• _Prompt_: Check every line of the entries below for the word "propeller", and copy the ones that have it.

+-------+

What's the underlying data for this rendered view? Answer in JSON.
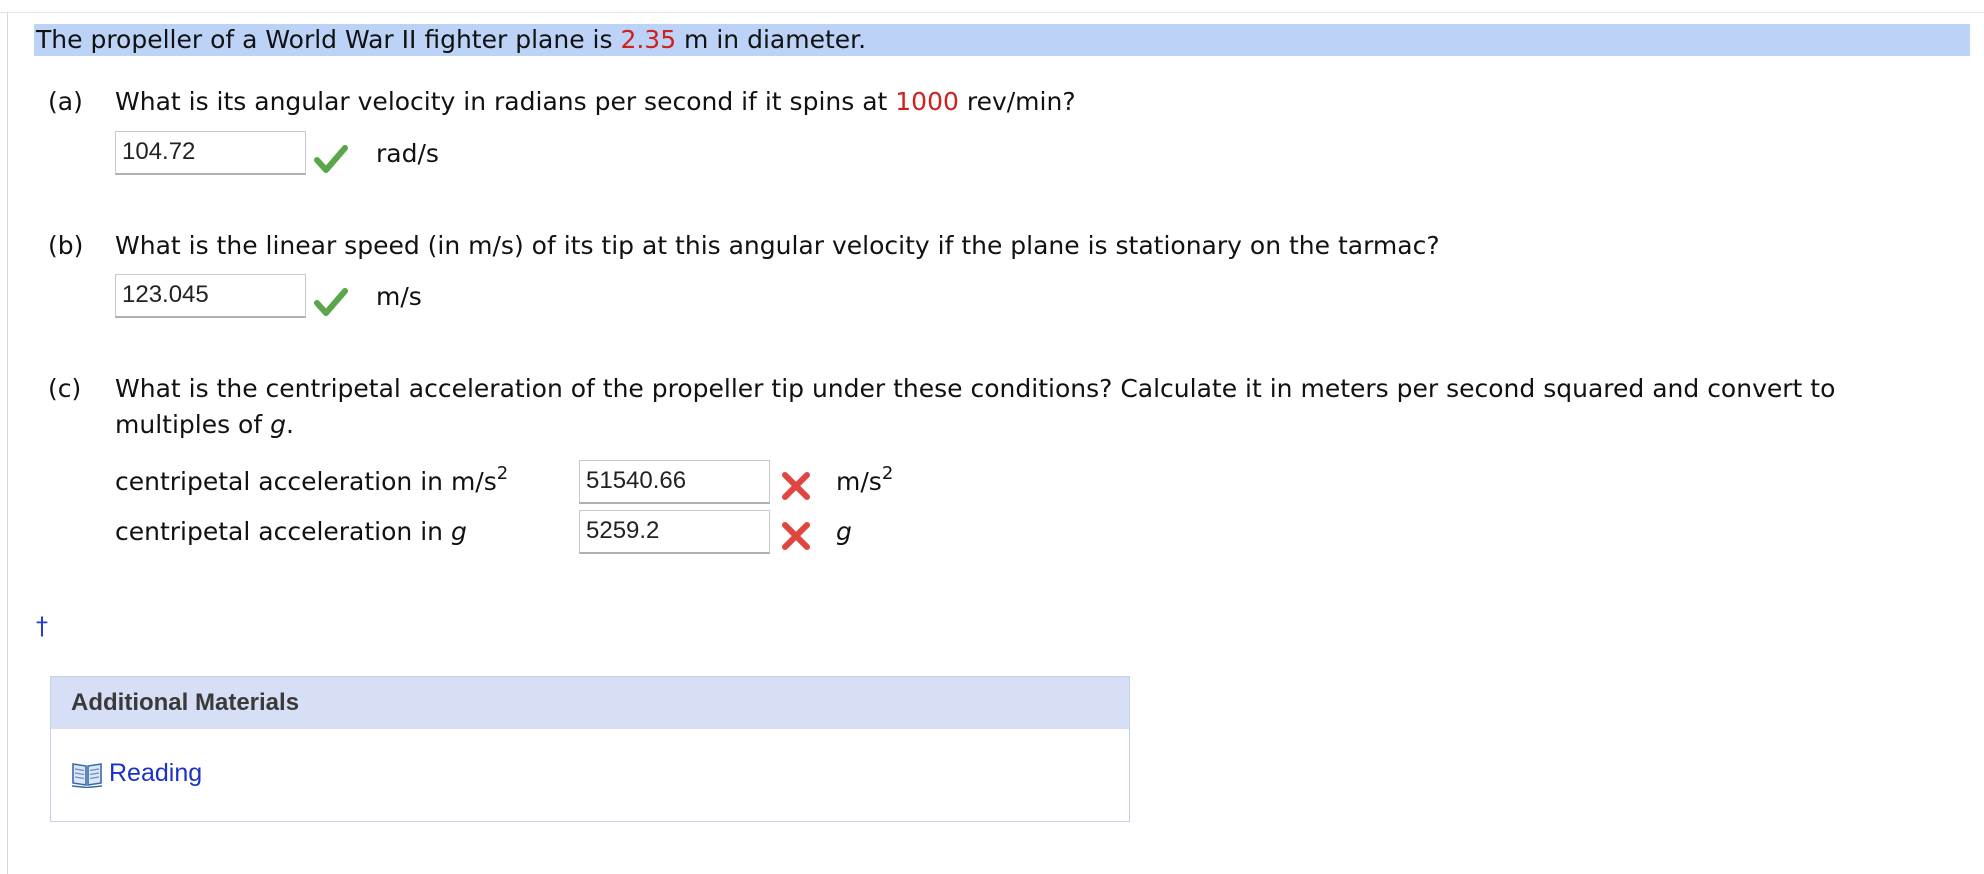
{
  "problem": {
    "stem_before": "The propeller of a World War II fighter plane is ",
    "stem_value": "2.35",
    "stem_after": " m in diameter."
  },
  "parts": {
    "a": {
      "label": "(a)",
      "question_before": "What is its angular velocity in radians per second if it spins at ",
      "question_value": "1000",
      "question_after": " rev/min?",
      "answer": "104.72",
      "status": "correct",
      "unit": "rad/s"
    },
    "b": {
      "label": "(b)",
      "question": "What is the linear speed (in m/s) of its tip at this angular velocity if the plane is stationary on the tarmac?",
      "answer": "123.045",
      "status": "correct",
      "unit": "m/s"
    },
    "c": {
      "label": "(c)",
      "question_line1": "What is the centripetal acceleration of the propeller tip under these conditions? Calculate it in meters per second squared and convert to",
      "question_line2_before": "multiples of ",
      "question_line2_var": "g",
      "question_line2_after": ".",
      "rows": [
        {
          "label": "centripetal acceleration in m/s",
          "label_sup": "2",
          "answer": "51540.66",
          "status": "incorrect",
          "unit": "m/s",
          "unit_sup": "2"
        },
        {
          "label": "centripetal acceleration in ",
          "label_var": "g",
          "answer": "5259.2",
          "status": "incorrect",
          "unit_var": "g"
        }
      ]
    }
  },
  "footnote_symbol": "†",
  "materials": {
    "header": "Additional Materials",
    "link_label": "Reading",
    "link_icon": "book-icon"
  },
  "colors": {
    "stem_highlight": "#bcd3f7",
    "given_value": "#d0201a",
    "correct_check": "#5aa64a",
    "incorrect_x": "#e0463f",
    "link": "#1a32c8",
    "materials_header_bg": "#d6dff5"
  }
}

+-------+

• _The result_:
    "stem_before": "The propeller of a World War II fighter plane is ",
      "question_line1": "What is the centripetal acceleration of the propeller tip under these conditions? Calculate it in meters per second squared and convert to",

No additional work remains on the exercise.